WHAT THE TASK ASKS: Copy every line from the material below that holds "Staatsangehörigkeit".

LISTED ENTRIES:
****************************************

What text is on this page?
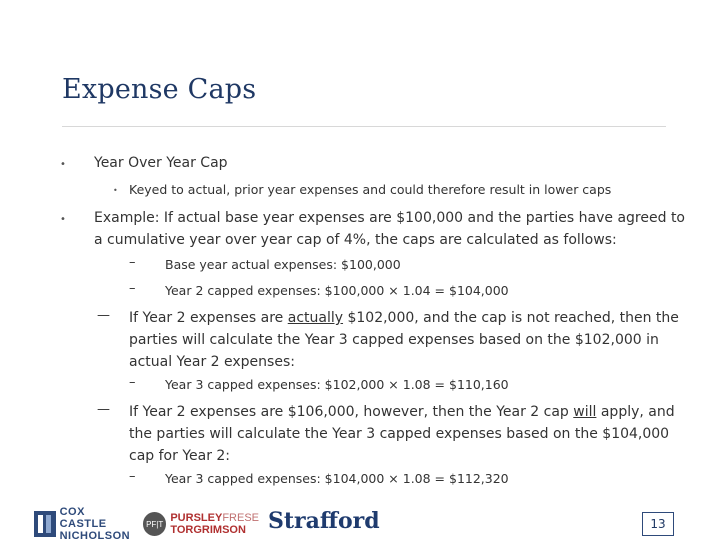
Expense Caps
• Year Over Year Cap
• Keyed to actual, prior year expenses and could therefore result in lower caps
• Example: If actual base year expenses are $100,000 and the parties have agreed to
a cumulative year over year cap of 4%, the caps are calculated as follows:
– Base year actual expenses: $100,000
– Year 2 capped expenses: $100,000 × 1.04 = $104,000
— If Year 2 expenses are actually $102,000, and the cap is not reached, then the
parties will calculate the Year 3 capped expenses based on the $102,000 in
actual Year 2 expenses:
– Year 3 capped expenses: $102,000 × 1.08 = $110,160
— If Year 2 expenses are $106,000, however, then the Year 2 cap will apply, and
the parties will calculate the Year 3 capped expenses based on the $104,000
cap for Year 2:
– Year 3 capped expenses: $104,000 × 1.08 = $112,320
COX CASTLE
NICHOLSON
PF|T PURSLEYFRESE
TORGRIMSON	Strafford	13
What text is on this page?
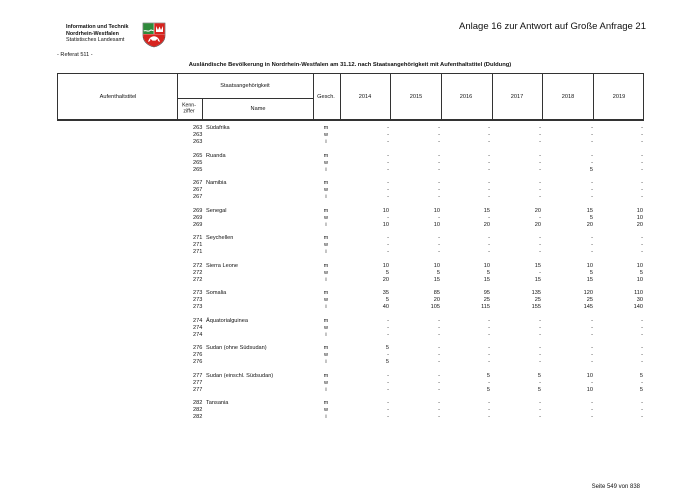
Information und Technik
Nordrhein-Westfalen
Statistisches Landesamt
Anlage 16 zur Antwort auf Große Anfrage 21
- Referat 511 -
Ausländische Bevölkerung in Nordrhein-Westfalen am 31.12. nach Staatsangehörigkeit mit Aufenthaltstitel (Duldung)
Aufenthaltstitel
Staatsangehörigkeit
Kenn-
ziffer	Name
Gesch.	2014	2015	2016	2017	2018	2019
263 Südafrika	m	-	-	-	-	-	-
263	w	-	-	-	-	-	-
263	i	-	-	-	-	-	-
265 Ruanda	m	-	-	-	-	-	-
265	w	-	-	-	-	-	-
265	i	-	-	-	-	5	-
267 Namibia	m	-	-	-	-	-	-
267	w	-	-	-	-	-	-
267	i	-	-	-	-	-	-
269 Senegal	m	10	10	15	20	15	10
269	w	-	-	-	-	5	10
269	i	10	10	20	20	20	20
271 Seychellen	m	-	-	-	-	-	-
271	w	-	-	-	-	-	-
271	i	-	-	-	-	-	-
272 Sierra Leone	m	10	10	10	15	10	10
272	w	5	5	5	-	5	5
272	i	20	15	15	15	15	10
273 Somalia	m	35	85	95	135	120	110
273	w	5	20	25	25	25	30
273	i	40	105	115	155	145	140
274 Äquatorialguinea	m	-	-	-	-	-	-
274	w	-	-	-	-	-	-
274	i	-	-	-	-	-	-
276 Sudan (ohne Südsudan)	m	5	-	-	-	-	-
276	w	-	-	-	-	-	-
276	i	5	-	-	-	-	-
277 Sudan (einschl. Südsudan)	m	-	-	5	5	10	5
277	w	-	-	-	-	-	-
277	i	-	-	5	5	10	5
282 Tansania	m	-	-	-	-	-	-
282	w	-	-	-	-	-	-
282	i	-	-	-	-	-	-
Seite 549 von 838
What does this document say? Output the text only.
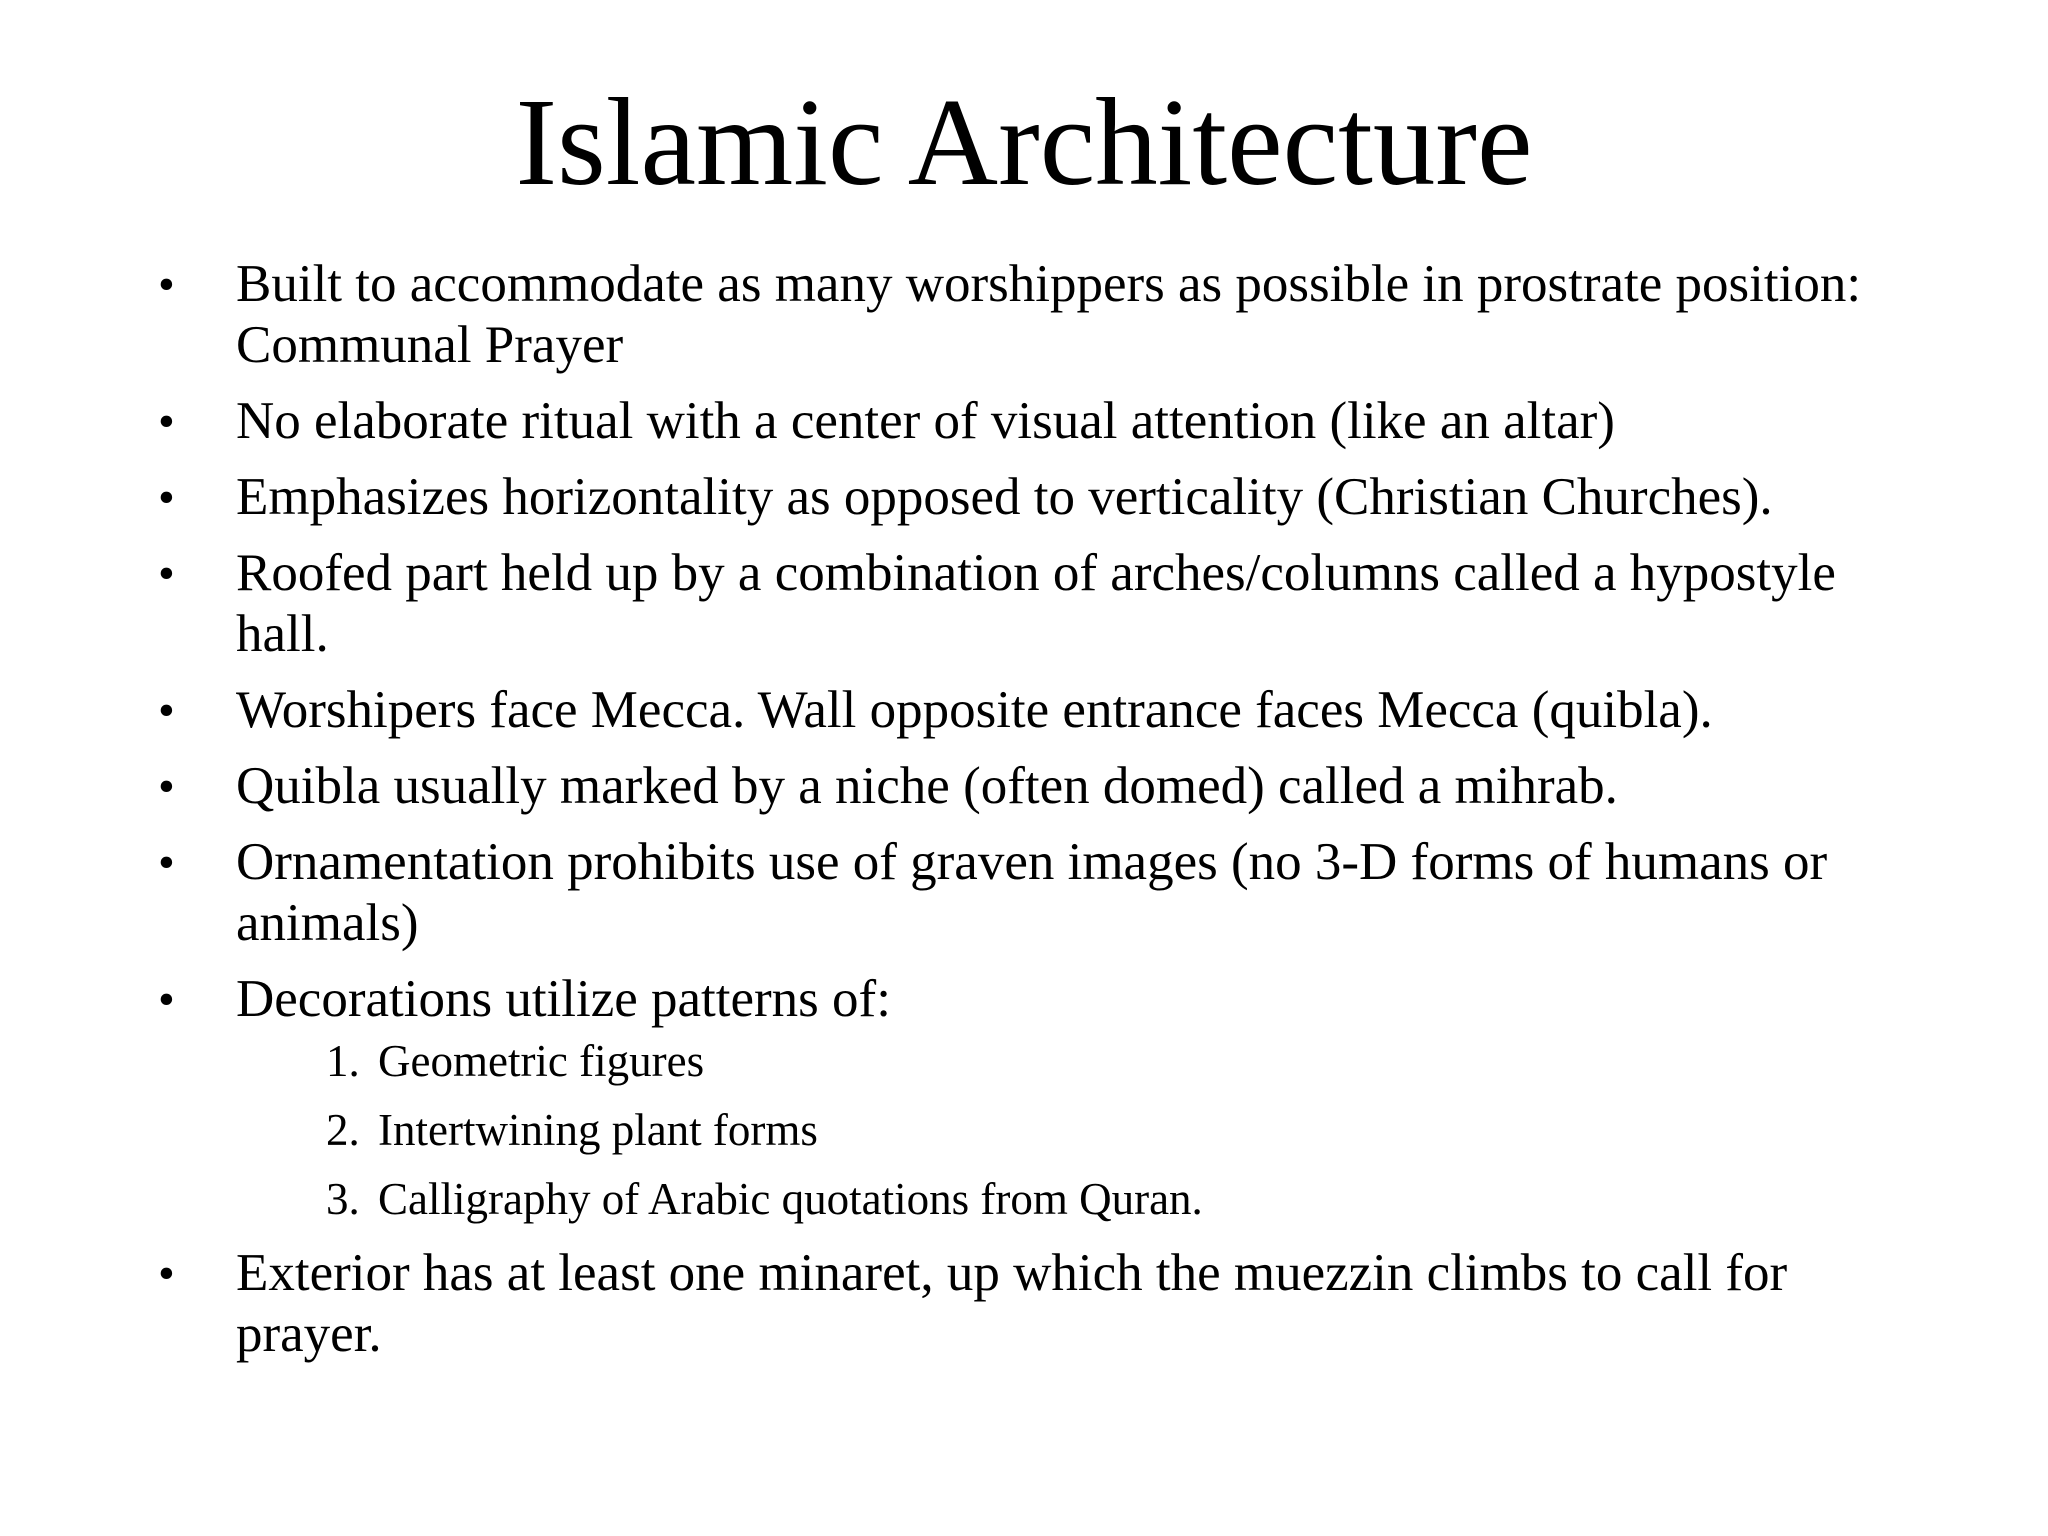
Islamic Architecture
• Built to accommodate as many worshippers as possible in prostrate position: Communal Prayer
• No elaborate ritual with a center of visual attention (like an altar)
• Emphasizes horizontality as opposed to verticality (Christian Churches).
• Roofed part held up by a combination of arches/columns called a hypostyle hall.
• Worshipers face Mecca. Wall opposite entrance faces Mecca (quibla).
• Quibla usually marked by a niche (often domed) called a mihrab.
• Ornamentation prohibits use of graven images (no 3-D forms of humans or animals)
• Decorations utilize patterns of:
1. Geometric figures
2. Intertwining plant forms
3. Calligraphy of Arabic quotations from Quran.
• Exterior has at least one minaret, up which the muezzin climbs to call for prayer.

****************************************

WRITTEN RESPONSE:
Ausländische Bevölkerung in Nordrhein-Westfalen am 31.12. nach Staatsangehörigkeit mit Aufenthaltstitel (Duldung)
Staatsangehörigkeit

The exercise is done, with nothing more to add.